══ THE DATA ══

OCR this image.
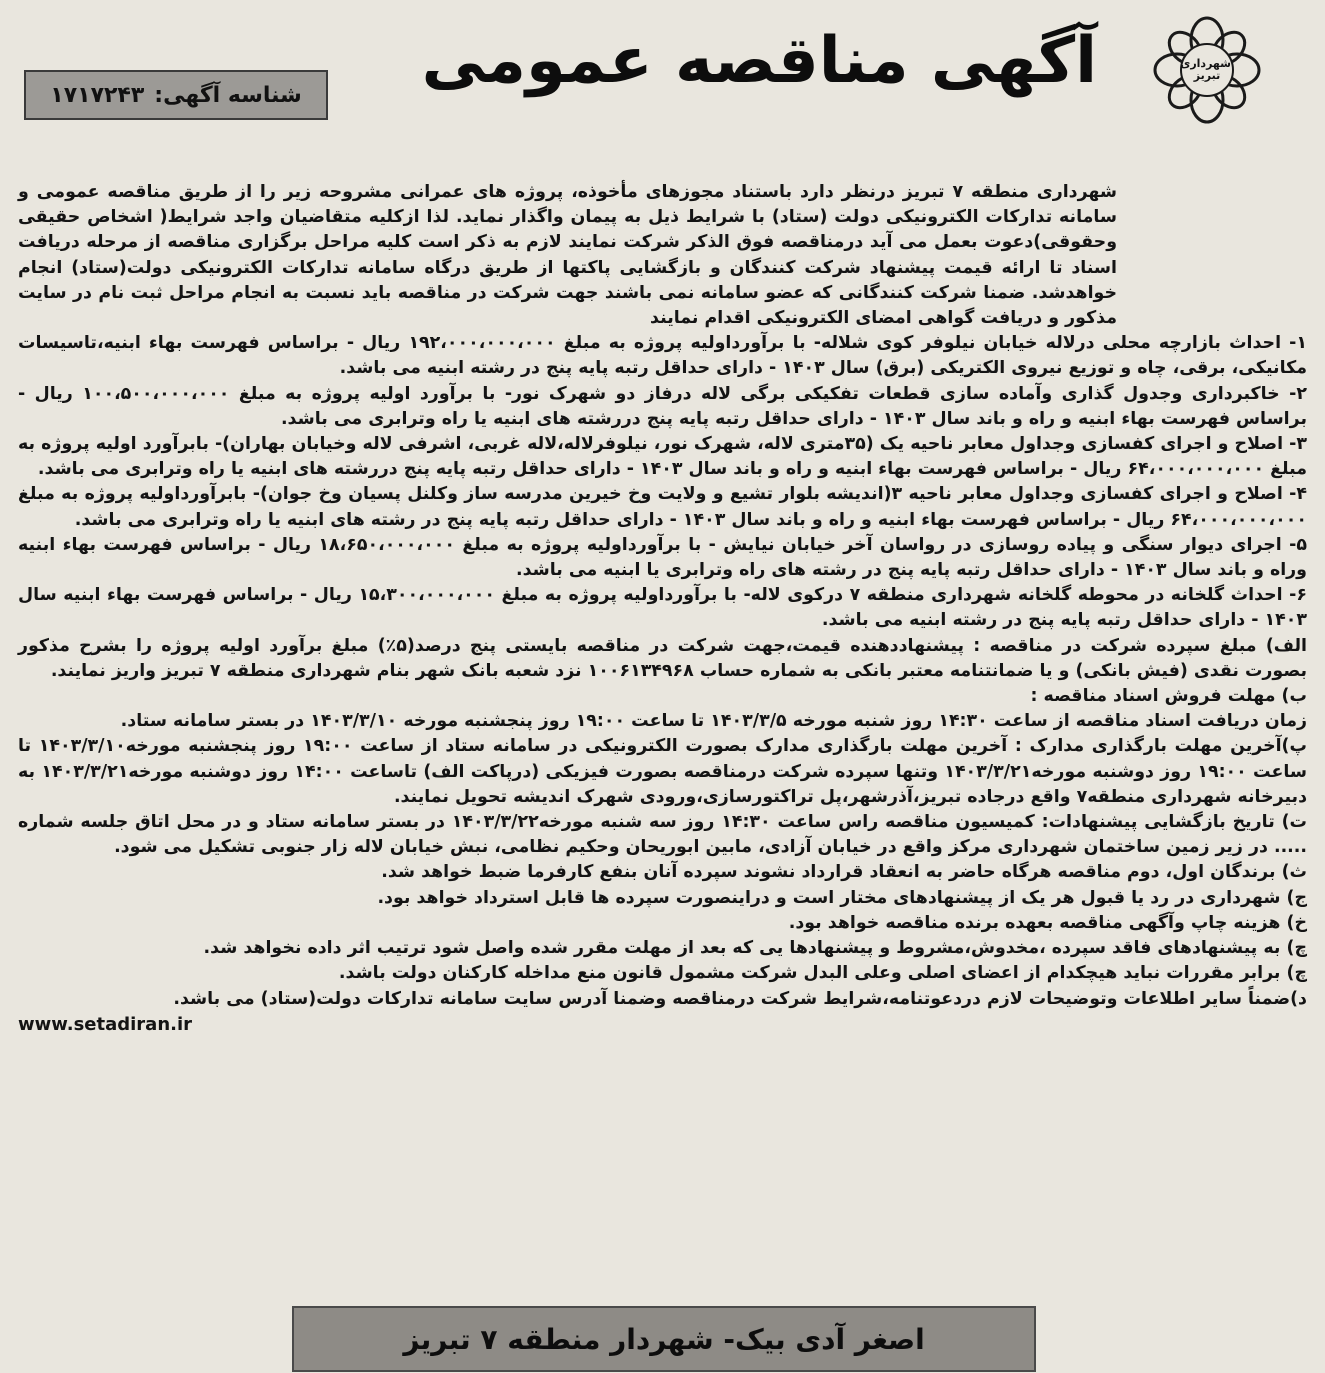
شهرداری تبریز
آگهی مناقصه عمومی
شناسه آگهی:
۱۷۱۷۲۴۳

شهرداری منطقه ۷ تبریز درنظر دارد باستناد مجوزهای مأخوذه، پروژه های عمرانی مشروحه زیر را از طریق مناقصه عمومی و سامانه تدارکات الکترونیکی دولت (ستاد) با شرایط ذیل به پیمان واگذار نماید. لذا ازکلیه متقاضیان واجد شرایط( اشخاص حقیقی وحقوقی)دعوت بعمل می آید درمناقصه فوق الذکر شرکت نمایند لازم به ذکر است کلیه مراحل برگزاری مناقصه از مرحله دریافت اسناد تا ارائه قیمت پیشنهاد شرکت کنندگان و بازگشایی پاکتها از طریق درگاه سامانه تدارکات الکترونیکی دولت(ستاد) انجام خواهدشد. ضمنا شرکت کنندگانی که عضو سامانه نمی باشند جهت شرکت در مناقصه باید نسبت به انجام مراحل ثبت نام در سایت مذکور و دریافت گواهی امضای الکترونیکی اقدام نمایند

۱- احداث بازارچه محلی درلاله خیابان نیلوفر کوی شلاله- با برآورداولیه پروژه به مبلغ ۱۹۲،۰۰۰،۰۰۰،۰۰۰ ریال - براساس فهرست بهاء ابنیه،تاسیسات مکانیکی، برقی، چاه و توزیع نیروی الکتریکی (برق) سال ۱۴۰۳ - دارای حداقل رتبه پایه پنج در رشته ابنیه می باشد.

۲- خاکبرداری وجدول گذاری وآماده سازی قطعات تفکیکی برگی لاله درفاز دو شهرک نور- با برآورد اولیه پروژه به مبلغ ۱۰۰،۵۰۰،۰۰۰،۰۰۰ ریال - براساس فهرست بهاء ابنیه و راه و باند سال ۱۴۰۳ - دارای حداقل رتبه پایه پنج دررشته های ابنیه یا راه وترابری می باشد.

۳- اصلاح و اجرای کفسازی وجداول معابر ناحیه یک (۳۵متری لاله، شهرک نور، نیلوفرلاله،لاله غربی، اشرفی لاله وخیابان بهاران)- بابرآورد اولیه پروژه به مبلغ ۶۴،۰۰۰،۰۰۰،۰۰۰ ریال - براساس فهرست بهاء ابنیه و راه و باند سال ۱۴۰۳ - دارای حداقل رتبه پایه پنج دررشته های ابنیه یا راه وترابری می باشد.

۴- اصلاح و اجرای کفسازی وجداول معابر ناحیه ۳(اندیشه بلوار تشیع و ولایت وخ خیرین مدرسه ساز وکلنل پسیان وخ جوان)- بابرآورداولیه پروژه به مبلغ ۶۴،۰۰۰،۰۰۰،۰۰۰ ریال - براساس فهرست بهاء ابنیه و راه و باند سال ۱۴۰۳ - دارای حداقل رتبه پایه پنج در رشته های ابنیه یا راه وترابری می باشد.

۵- اجرای دیوار سنگی و پیاده روسازی در رواسان آخر خیابان نیایش - با برآورداولیه پروژه به مبلغ ۱۸،۶۵۰،۰۰۰،۰۰۰ ریال - براساس فهرست بهاء ابنیه وراه و باند سال ۱۴۰۳ - دارای حداقل رتبه پایه پنج در رشته های راه وترابری یا ابنیه می باشد.

۶- احداث گلخانه در محوطه گلخانه شهرداری منطقه ۷ درکوی لاله- با برآورداولیه پروژه به مبلغ ۱۵،۳۰۰،۰۰۰،۰۰۰ ریال - براساس فهرست بهاء ابنیه سال ۱۴۰۳ - دارای حداقل رتبه پایه پنج در رشته ابنیه می باشد.

الف) مبلغ سپرده شرکت در مناقصه : پیشنهاددهنده قیمت،جهت شرکت در مناقصه بایستی پنج درصد(۵٪) مبلغ برآورد اولیه پروژه را بشرح مذکور بصورت نقدی (فیش بانکی) و یا ضمانتنامه معتبر بانکی به شماره حساب ۱۰۰۶۱۳۴۹۶۸ نزد شعبه بانک شهر بنام شهرداری منطقه ۷ تبریز واریز نمایند.

ب) مهلت فروش اسناد مناقصه :

زمان دریافت اسناد مناقصه از ساعت ۱۴:۳۰ روز شنبه مورخه ۱۴۰۳/۳/۵ تا ساعت ۱۹:۰۰ روز پنجشنبه مورخه ۱۴۰۳/۳/۱۰ در بستر سامانه ستاد.

پ)آخرین مهلت بارگذاری مدارک : آخرین مهلت بارگذاری مدارک بصورت الکترونیکی در سامانه ستاد از ساعت ۱۹:۰۰ روز پنجشنبه مورخه۱۴۰۳/۳/۱۰ تا ساعت ۱۹:۰۰ روز دوشنبه مورخه۱۴۰۳/۳/۲۱ وتنها سپرده شرکت درمناقصه بصورت فیزیکی (درپاکت الف) تاساعت ۱۴:۰۰ روز دوشنبه مورخه۱۴۰۳/۳/۲۱ به دبیرخانه شهرداری منطقه۷ واقع درجاده تبریز،آذرشهر،پل تراکتورسازی،ورودی شهرک اندیشه تحویل نمایند.

ت) تاریخ بازگشایی پیشنهادات: کمیسیون مناقصه راس ساعت ۱۴:۳۰ روز سه شنبه مورخه۱۴۰۳/۳/۲۲ در بستر سامانه ستاد و در محل اتاق جلسه شماره ..... در زیر زمین ساختمان شهرداری مرکز واقع در خیابان آزادی، مابین ابوریحان وحکیم نظامی، نبش خیابان لاله زار جنوبی تشکیل می شود.

ث) برندگان اول، دوم مناقصه هرگاه حاضر به انعقاد قرارداد نشوند سپرده آنان بنفع کارفرما ضبط خواهد شد.

ج) شهرداری در رد یا قبول هر یک از پیشنهادهای مختار است و دراینصورت سپرده ها قابل استرداد خواهد بود.

خ) هزینه چاپ وآگهی مناقصه بعهده برنده مناقصه خواهد بود.

چ) به پیشنهادهای فاقد سپرده ،مخدوش،مشروط و پیشنهادها یی که بعد از مهلت مقرر شده واصل شود ترتیب اثر داده نخواهد شد.

چ) برابر مقررات نباید هیچکدام از اعضای اصلی وعلی البدل شرکت مشمول قانون منع مداخله کارکنان دولت باشد.

د)ضمناً سایر اطلاعات وتوضیحات لازم دردعوتنامه،شرایط شرکت درمناقصه وضمنا آدرس سایت سامانه تدارکات دولت(ستاد) می باشد.

www.setadiran.ir

اصغر آدی بیک- شهردار منطقه ۷ تبریز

═══

◆ CHALLENGE
What is needed is an exact reproduction of the data, pictures excluded.

◆ WRITTEN REPLY
OCR this image.
شهرداری تبریز
آگهی مناقصه عمومی
شناسه آگهی:
۱۷۱۷۲۴۳

شهرداری منطقه ۷ تبریز درنظر دارد باستناد مجوزهای مأخوذه، پروژه های عمرانی مشروحه زیر را از طریق مناقصه عمومی و سامانه تدارکات الکترونیکی دولت (ستاد) با شرایط ذیل به پیمان واگذار نماید. لذا ازکلیه متقاضیان واجد شرایط( اشخاص حقیقی وحقوقی)دعوت بعمل می آید درمناقصه فوق الذکر شرکت نمایند لازم به ذکر است کلیه مراحل برگزاری مناقصه از مرحله دریافت اسناد تا ارائه قیمت پیشنهاد شرکت کنندگان و بازگشایی پاکتها از طریق درگاه سامانه تدارکات الکترونیکی دولت(ستاد) انجام خواهدشد. ضمنا شرکت کنندگانی که عضو سامانه نمی باشند جهت شرکت در مناقصه باید نسبت به انجام مراحل ثبت نام در سایت مذکور و دریافت گواهی امضای الکترونیکی اقدام نمایند

۱- احداث بازارچه محلی درلاله خیابان نیلوفر کوی شلاله- با برآورداولیه پروژه به مبلغ ۱۹۲،۰۰۰،۰۰۰،۰۰۰ ریال - براساس فهرست بهاء ابنیه،تاسیسات مکانیکی، برقی، چاه و توزیع نیروی الکتریکی (برق) سال ۱۴۰۳ - دارای حداقل رتبه پایه پنج در رشته ابنیه می باشد.

۲- خاکبرداری وجدول گذاری وآماده سازی قطعات تفکیکی برگی لاله درفاز دو شهرک نور- با برآورد اولیه پروژه به مبلغ ۱۰۰،۵۰۰،۰۰۰،۰۰۰ ریال - براساس فهرست بهاء ابنیه و راه و باند سال ۱۴۰۳ - دارای حداقل رتبه پایه پنج دررشته های ابنیه یا راه وترابری می باشد.

۳- اصلاح و اجرای کفسازی وجداول معابر ناحیه یک (۳۵متری لاله، شهرک نور، نیلوفرلاله،لاله غربی، اشرفی لاله وخیابان بهاران)- بابرآورد اولیه پروژه به مبلغ ۶۴،۰۰۰،۰۰۰،۰۰۰ ریال - براساس فهرست بهاء ابنیه و راه و باند سال ۱۴۰۳ - دارای حداقل رتبه پایه پنج دررشته های ابنیه یا راه وترابری می باشد.

۴- اصلاح و اجرای کفسازی وجداول معابر ناحیه ۳(اندیشه بلوار تشیع و ولایت وخ خیرین مدرسه ساز وکلنل پسیان وخ جوان)- بابرآورداولیه پروژه به مبلغ ۶۴،۰۰۰،۰۰۰،۰۰۰ ریال - براساس فهرست بهاء ابنیه و راه و باند سال ۱۴۰۳ - دارای حداقل رتبه پایه پنج در رشته های ابنیه یا راه وترابری می باشد.

۵- اجرای دیوار سنگی و پیاده روسازی در رواسان آخر خیابان نیایش - با برآورداولیه پروژه به مبلغ ۱۸،۶۵۰،۰۰۰،۰۰۰ ریال - براساس فهرست بهاء ابنیه وراه و باند سال ۱۴۰۳ - دارای حداقل رتبه پایه پنج در رشته های راه وترابری یا ابنیه می باشد.

۶- احداث گلخانه در محوطه گلخانه شهرداری منطقه ۷ درکوی لاله- با برآورداولیه پروژه به مبلغ ۱۵،۳۰۰،۰۰۰،۰۰۰ ریال - براساس فهرست بهاء ابنیه سال ۱۴۰۳ - دارای حداقل رتبه پایه پنج در رشته ابنیه می باشد.

الف) مبلغ سپرده شرکت در مناقصه : پیشنهاددهنده قیمت،جهت شرکت در مناقصه بایستی پنج درصد(۵٪) مبلغ برآورد اولیه پروژه را بشرح مذکور بصورت نقدی (فیش بانکی) و یا ضمانتنامه معتبر بانکی به شماره حساب ۱۰۰۶۱۳۴۹۶۸ نزد شعبه بانک شهر بنام شهرداری منطقه ۷ تبریز واریز نمایند.

ب) مهلت فروش اسناد مناقصه :

زمان دریافت اسناد مناقصه از ساعت ۱۴:۳۰ روز شنبه مورخه ۱۴۰۳/۳/۵ تا ساعت ۱۹:۰۰ روز پنجشنبه مورخه ۱۴۰۳/۳/۱۰ در بستر سامانه ستاد.

پ)آخرین مهلت بارگذاری مدارک : آخرین مهلت بارگذاری مدارک بصورت الکترونیکی در سامانه ستاد از ساعت ۱۹:۰۰ روز پنجشنبه مورخه۱۴۰۳/۳/۱۰ تا ساعت ۱۹:۰۰ روز دوشنبه مورخه۱۴۰۳/۳/۲۱ وتنها سپرده شرکت درمناقصه بصورت فیزیکی (درپاکت الف) تاساعت ۱۴:۰۰ روز دوشنبه مورخه۱۴۰۳/۳/۲۱ به دبیرخانه شهرداری منطقه۷ واقع درجاده تبریز،آذرشهر،پل تراکتورسازی،ورودی شهرک اندیشه تحویل نمایند.

ت) تاریخ بازگشایی پیشنهادات: کمیسیون مناقصه راس ساعت ۱۴:۳۰ روز سه شنبه مورخه۱۴۰۳/۳/۲۲ در بستر سامانه ستاد و در محل اتاق جلسه شماره ..... در زیر زمین ساختمان شهرداری مرکز واقع در خیابان آزادی، مابین ابوریحان وحکیم نظامی، نبش خیابان لاله زار جنوبی تشکیل می شود.

ث) برندگان اول، دوم مناقصه هرگاه حاضر به انعقاد قرارداد نشوند سپرده آنان بنفع کارفرما ضبط خواهد شد.

ج) شهرداری در رد یا قبول هر یک از پیشنهادهای مختار است و دراینصورت سپرده ها قابل استرداد خواهد بود.

خ) هزینه چاپ وآگهی مناقصه بعهده برنده مناقصه خواهد بود.

چ) به پیشنهادهای فاقد سپرده ،مخدوش،مشروط و پیشنهادها یی که بعد از مهلت مقرر شده واصل شود ترتیب اثر داده نخواهد شد.

چ) برابر مقررات نباید هیچکدام از اعضای اصلی وعلی البدل شرکت مشمول قانون منع مداخله کارکنان دولت باشد.

د)ضمناً سایر اطلاعات وتوضیحات لازم دردعوتنامه،شرایط شرکت درمناقصه وضمنا آدرس سایت سامانه تدارکات دولت(ستاد) می باشد.

www.setadiran.ir

اصغر آدی بیک- شهردار منطقه ۷ تبریز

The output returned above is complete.